_Aim of the task_
From the listing below, extract every line containing "receita".

_Stored items from a collection_
----

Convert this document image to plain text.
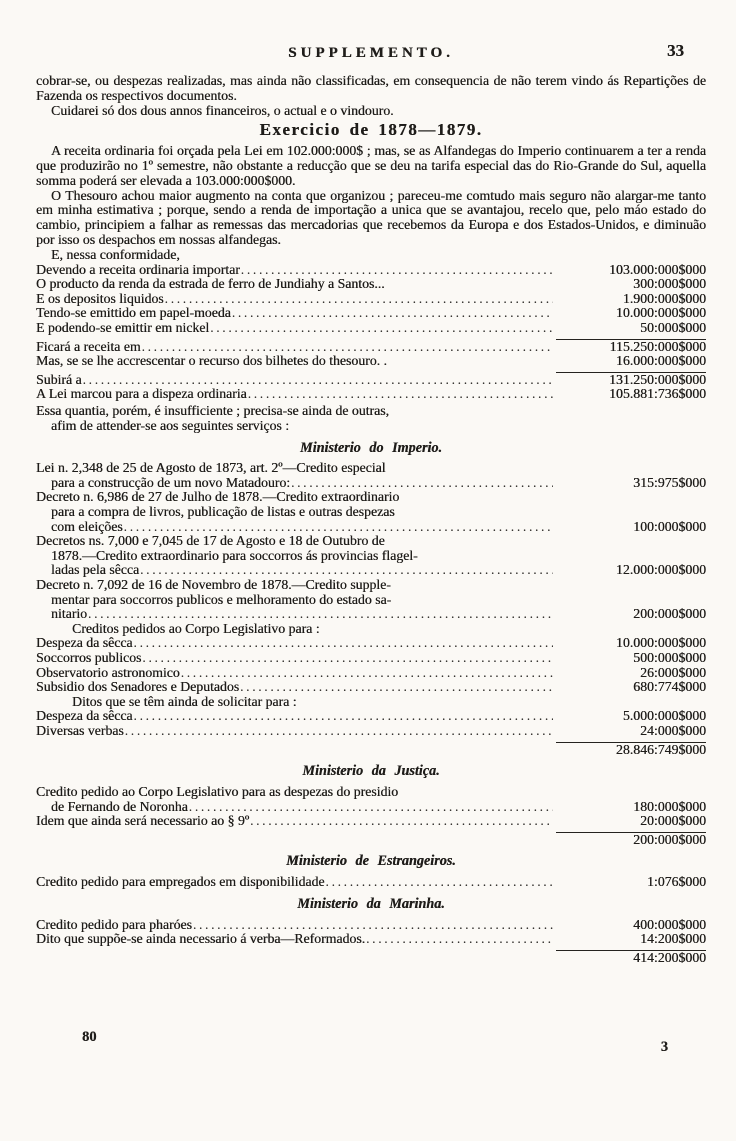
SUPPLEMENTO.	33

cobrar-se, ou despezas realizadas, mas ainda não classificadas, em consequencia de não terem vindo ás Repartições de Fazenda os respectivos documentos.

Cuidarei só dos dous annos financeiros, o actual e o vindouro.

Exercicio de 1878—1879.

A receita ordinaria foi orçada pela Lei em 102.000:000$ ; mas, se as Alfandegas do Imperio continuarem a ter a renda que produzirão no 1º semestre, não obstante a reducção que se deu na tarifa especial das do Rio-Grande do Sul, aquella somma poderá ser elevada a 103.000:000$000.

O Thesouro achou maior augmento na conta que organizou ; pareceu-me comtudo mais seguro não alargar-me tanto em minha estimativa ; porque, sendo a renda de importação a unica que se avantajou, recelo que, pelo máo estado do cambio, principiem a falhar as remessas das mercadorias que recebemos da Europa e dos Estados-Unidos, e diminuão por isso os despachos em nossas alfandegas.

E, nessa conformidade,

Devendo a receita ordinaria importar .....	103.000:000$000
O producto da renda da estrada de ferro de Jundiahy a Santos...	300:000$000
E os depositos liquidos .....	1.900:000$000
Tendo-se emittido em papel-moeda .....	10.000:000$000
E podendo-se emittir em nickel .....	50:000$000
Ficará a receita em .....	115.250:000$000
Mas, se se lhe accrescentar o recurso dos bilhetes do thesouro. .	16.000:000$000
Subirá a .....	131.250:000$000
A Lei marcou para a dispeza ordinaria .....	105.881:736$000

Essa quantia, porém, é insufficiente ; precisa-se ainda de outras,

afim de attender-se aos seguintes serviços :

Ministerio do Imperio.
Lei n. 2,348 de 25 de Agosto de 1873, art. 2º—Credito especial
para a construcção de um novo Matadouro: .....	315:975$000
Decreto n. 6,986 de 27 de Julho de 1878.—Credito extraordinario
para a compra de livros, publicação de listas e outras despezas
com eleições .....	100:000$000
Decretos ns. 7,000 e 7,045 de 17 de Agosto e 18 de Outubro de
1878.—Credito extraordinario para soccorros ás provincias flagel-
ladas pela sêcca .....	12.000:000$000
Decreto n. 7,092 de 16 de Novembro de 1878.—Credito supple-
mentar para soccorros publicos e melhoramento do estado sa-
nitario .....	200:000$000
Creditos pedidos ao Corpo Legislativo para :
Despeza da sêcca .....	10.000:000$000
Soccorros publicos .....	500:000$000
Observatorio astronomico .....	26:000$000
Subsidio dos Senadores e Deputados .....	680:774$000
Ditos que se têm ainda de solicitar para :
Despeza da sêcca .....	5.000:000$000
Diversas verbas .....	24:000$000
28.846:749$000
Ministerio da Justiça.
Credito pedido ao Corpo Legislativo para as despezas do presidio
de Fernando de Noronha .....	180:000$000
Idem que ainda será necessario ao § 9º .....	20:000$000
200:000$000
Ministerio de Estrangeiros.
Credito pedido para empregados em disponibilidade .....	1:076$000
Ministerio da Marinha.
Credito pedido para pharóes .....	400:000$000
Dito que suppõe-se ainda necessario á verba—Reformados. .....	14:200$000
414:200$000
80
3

----

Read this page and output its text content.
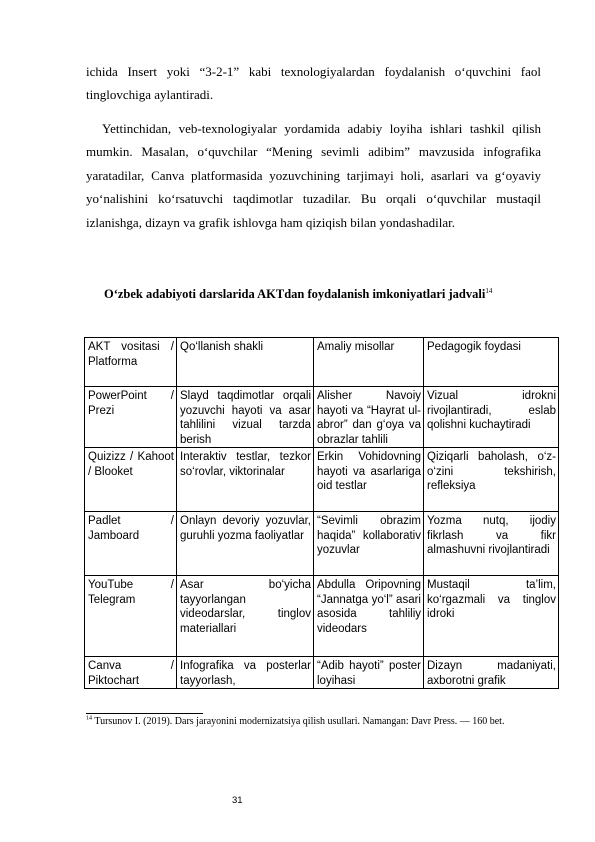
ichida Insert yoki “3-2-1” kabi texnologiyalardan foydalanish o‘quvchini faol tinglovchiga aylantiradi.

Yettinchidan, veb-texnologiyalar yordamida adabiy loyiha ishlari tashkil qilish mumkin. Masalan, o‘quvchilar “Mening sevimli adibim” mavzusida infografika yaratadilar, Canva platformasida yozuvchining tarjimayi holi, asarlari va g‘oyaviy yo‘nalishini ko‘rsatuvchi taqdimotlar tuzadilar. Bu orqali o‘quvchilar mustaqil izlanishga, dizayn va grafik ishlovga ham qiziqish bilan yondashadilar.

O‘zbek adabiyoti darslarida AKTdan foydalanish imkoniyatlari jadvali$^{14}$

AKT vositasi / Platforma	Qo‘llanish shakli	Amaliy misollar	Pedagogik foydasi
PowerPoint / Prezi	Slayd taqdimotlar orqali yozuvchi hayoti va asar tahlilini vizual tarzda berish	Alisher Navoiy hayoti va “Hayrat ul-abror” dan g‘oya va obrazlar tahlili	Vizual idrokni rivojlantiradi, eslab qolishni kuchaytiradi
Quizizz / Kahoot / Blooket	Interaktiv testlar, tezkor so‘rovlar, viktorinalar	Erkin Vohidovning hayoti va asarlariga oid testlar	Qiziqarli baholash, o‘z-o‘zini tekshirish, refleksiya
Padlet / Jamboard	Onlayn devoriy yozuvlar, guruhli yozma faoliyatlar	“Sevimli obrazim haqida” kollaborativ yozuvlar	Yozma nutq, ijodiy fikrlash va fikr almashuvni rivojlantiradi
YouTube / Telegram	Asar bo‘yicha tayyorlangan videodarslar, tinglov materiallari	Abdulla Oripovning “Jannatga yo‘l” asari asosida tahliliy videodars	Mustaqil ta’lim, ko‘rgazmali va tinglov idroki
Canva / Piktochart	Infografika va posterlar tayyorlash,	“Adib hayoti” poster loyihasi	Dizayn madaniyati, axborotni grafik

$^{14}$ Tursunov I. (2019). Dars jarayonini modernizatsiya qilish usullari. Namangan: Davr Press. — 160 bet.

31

----

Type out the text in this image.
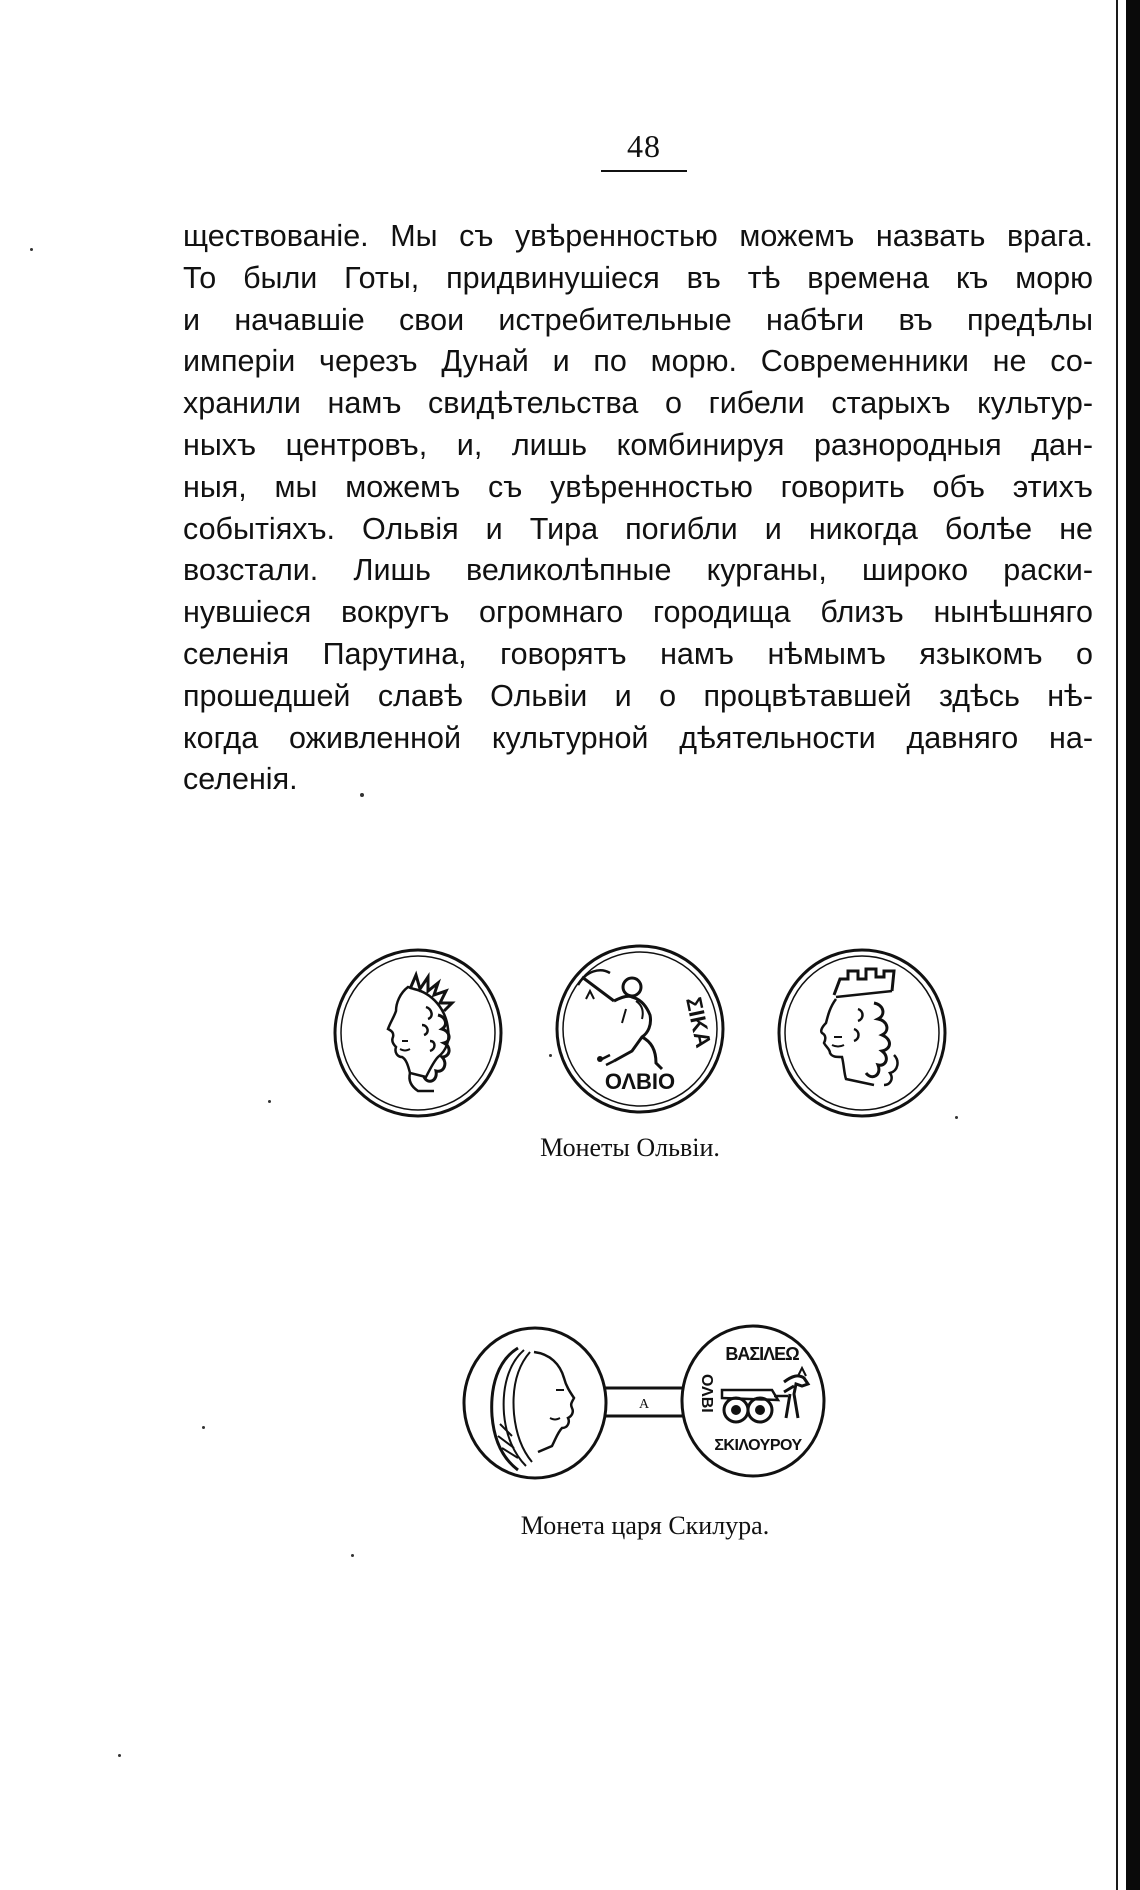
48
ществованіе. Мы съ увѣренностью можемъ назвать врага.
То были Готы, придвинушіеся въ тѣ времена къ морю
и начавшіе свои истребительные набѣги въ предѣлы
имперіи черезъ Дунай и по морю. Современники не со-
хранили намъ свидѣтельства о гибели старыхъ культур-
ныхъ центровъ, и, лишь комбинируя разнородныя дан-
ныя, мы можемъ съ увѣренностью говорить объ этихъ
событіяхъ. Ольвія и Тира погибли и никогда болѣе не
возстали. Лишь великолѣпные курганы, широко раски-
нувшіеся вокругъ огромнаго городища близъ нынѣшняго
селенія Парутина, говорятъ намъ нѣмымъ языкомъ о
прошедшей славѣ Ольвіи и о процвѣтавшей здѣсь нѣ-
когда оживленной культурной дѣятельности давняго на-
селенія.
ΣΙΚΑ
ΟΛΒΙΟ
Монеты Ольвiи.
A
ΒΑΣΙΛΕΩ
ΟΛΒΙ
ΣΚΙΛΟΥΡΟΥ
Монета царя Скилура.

----

_Response to this exercise_
A receita ordinaria foi orçada pela Lei em 102.000:000$ ; mas, se as Alfandegas do Imperio continuarem a ter a renda que produzirão no 1º semestre, não obstante a reducção que se deu na tarifa especial das do Rio-Grande do Sul, aquella somma poderá ser elevada a 103.000:000$000.
Devendo a receita ordinaria importar .....	103.000:000$000
Ficará a receita em .....	115.250:000$000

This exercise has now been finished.